Written exercise:
Set down the data below without change, skipping the pictures it holds.

○ ○ ○ ○ ○ ○ ○

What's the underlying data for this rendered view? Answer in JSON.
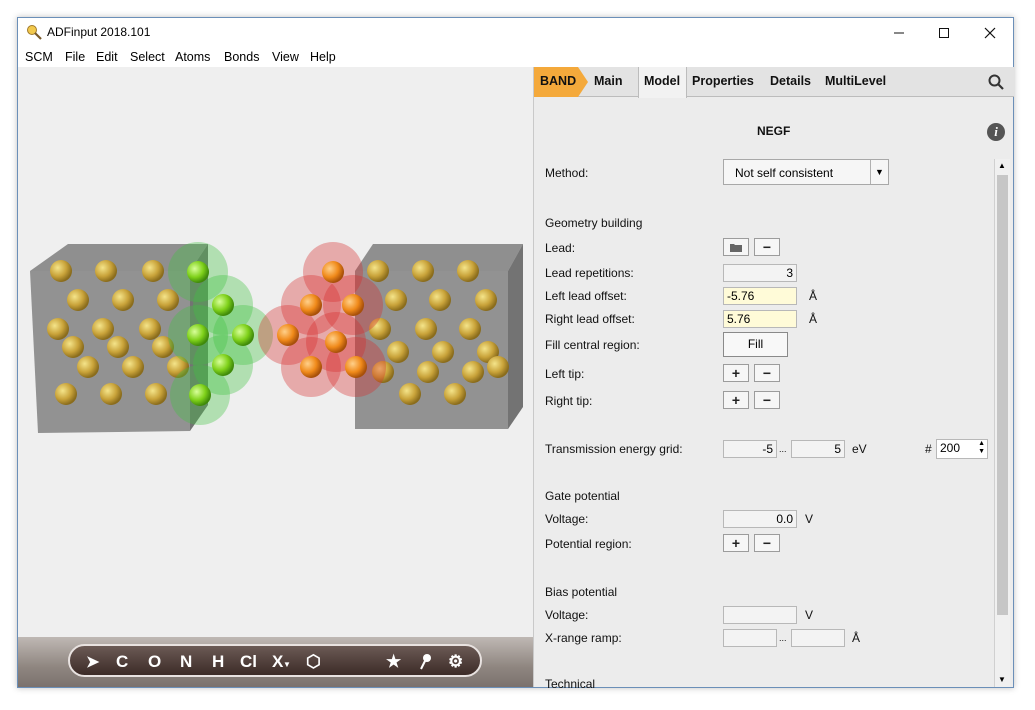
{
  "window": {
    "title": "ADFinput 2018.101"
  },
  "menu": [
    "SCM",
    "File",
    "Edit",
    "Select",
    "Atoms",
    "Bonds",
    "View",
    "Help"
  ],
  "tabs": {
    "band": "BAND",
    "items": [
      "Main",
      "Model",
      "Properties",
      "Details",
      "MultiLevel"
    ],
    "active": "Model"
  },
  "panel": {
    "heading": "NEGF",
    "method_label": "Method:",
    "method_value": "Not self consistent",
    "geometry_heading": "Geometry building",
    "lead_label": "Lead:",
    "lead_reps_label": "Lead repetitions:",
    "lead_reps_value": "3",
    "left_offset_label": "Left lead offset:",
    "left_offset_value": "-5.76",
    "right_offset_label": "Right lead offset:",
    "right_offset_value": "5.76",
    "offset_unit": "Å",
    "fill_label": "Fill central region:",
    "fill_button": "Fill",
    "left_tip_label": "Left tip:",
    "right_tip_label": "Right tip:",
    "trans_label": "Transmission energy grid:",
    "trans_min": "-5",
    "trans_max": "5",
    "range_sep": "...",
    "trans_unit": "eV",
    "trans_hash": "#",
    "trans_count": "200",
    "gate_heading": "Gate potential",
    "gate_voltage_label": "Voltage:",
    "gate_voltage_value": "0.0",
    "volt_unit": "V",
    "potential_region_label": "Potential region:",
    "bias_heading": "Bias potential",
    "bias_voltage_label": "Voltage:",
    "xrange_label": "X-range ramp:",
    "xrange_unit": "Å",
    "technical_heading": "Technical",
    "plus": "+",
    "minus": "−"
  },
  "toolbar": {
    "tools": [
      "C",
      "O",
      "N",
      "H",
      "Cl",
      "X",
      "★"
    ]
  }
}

○ ○ ○ ○ ○ ○ ○

Solution:
What's the underlying data for this rendered view? Answer in JSON.
{
  "window": {
    "title": "ADFinput 2018.101"
  },
  "menu": [
    "SCM",
    "File",
    "Edit",
    "Select",
    "Atoms",
    "Bonds",
    "View",
    "Help"
  ],
  "tabs": {
    "band": "BAND",
    "items": [
      "Main",
      "Model",
      "Properties",
      "Details",
      "MultiLevel"
    ],
    "active": "Model"
  },
  "panel": {
    "heading": "NEGF",
    "method_label": "Method:",
    "method_value": "Not self consistent",
    "geometry_heading": "Geometry building",
    "lead_label": "Lead:",
    "lead_reps_label": "Lead repetitions:",
    "lead_reps_value": "3",
    "left_offset_label": "Left lead offset:",
    "left_offset_value": "-5.76",
    "right_offset_label": "Right lead offset:",
    "right_offset_value": "5.76",
    "offset_unit": "Å",
    "fill_label": "Fill central region:",
    "fill_button": "Fill",
    "left_tip_label": "Left tip:",
    "right_tip_label": "Right tip:",
    "trans_label": "Transmission energy grid:",
    "trans_min": "-5",
    "trans_max": "5",
    "range_sep": "...",
    "trans_unit": "eV",
    "trans_hash": "#",
    "trans_count": "200",
    "gate_heading": "Gate potential",
    "gate_voltage_label": "Voltage:",
    "gate_voltage_value": "0.0",
    "volt_unit": "V",
    "potential_region_label": "Potential region:",
    "bias_heading": "Bias potential",
    "bias_voltage_label": "Voltage:",
    "xrange_label": "X-range ramp:",
    "xrange_unit": "Å",
    "technical_heading": "Technical",
    "plus": "+",
    "minus": "−"
  },
  "toolbar": {
    "tools": [
      "C",
      "O",
      "N",
      "H",
      "Cl",
      "X",
      "★"
    ]
  }
}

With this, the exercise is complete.